**Exercise goal:**
Give the number of lines in the data that hold the string "algorithm". Nothing else is needed.

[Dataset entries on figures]

○ ○ ○

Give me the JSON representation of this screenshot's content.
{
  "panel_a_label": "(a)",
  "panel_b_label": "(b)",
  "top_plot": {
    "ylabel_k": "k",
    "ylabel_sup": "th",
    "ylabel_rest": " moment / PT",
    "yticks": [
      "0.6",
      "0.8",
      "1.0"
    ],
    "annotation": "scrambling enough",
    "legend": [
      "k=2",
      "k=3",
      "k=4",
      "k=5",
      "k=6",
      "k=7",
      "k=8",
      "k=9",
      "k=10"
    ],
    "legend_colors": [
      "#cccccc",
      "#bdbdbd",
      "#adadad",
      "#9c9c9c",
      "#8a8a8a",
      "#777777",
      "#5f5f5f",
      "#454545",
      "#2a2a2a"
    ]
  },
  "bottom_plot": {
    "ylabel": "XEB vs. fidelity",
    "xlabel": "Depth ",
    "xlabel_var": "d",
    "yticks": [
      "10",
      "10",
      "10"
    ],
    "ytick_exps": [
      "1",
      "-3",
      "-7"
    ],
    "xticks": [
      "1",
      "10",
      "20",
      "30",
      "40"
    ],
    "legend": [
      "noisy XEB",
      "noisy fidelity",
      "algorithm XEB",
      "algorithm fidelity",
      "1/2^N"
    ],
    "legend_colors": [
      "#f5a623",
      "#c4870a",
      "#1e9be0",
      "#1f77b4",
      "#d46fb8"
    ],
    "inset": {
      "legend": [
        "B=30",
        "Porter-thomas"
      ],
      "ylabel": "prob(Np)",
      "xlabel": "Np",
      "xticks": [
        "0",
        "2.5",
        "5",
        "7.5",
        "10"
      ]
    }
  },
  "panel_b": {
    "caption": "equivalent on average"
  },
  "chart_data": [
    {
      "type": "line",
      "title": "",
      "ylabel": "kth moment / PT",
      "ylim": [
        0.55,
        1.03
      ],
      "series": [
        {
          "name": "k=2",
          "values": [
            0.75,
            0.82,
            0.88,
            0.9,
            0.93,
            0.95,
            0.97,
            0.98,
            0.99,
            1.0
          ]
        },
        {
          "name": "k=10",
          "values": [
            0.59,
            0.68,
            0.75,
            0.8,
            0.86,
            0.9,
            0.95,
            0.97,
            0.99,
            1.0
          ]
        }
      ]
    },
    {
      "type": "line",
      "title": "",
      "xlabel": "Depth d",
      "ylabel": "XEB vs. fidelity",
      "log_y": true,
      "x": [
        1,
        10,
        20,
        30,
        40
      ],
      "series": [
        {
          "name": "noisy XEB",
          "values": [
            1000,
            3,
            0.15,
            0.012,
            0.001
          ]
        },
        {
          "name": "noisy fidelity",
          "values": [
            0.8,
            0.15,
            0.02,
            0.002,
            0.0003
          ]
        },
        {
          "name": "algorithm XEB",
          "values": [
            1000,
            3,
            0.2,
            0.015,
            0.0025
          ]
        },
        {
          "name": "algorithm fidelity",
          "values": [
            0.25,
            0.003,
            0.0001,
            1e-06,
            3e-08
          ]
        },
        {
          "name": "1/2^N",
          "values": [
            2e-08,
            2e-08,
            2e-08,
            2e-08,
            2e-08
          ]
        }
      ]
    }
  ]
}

○ ○ ○

**Result for this exercise:**
4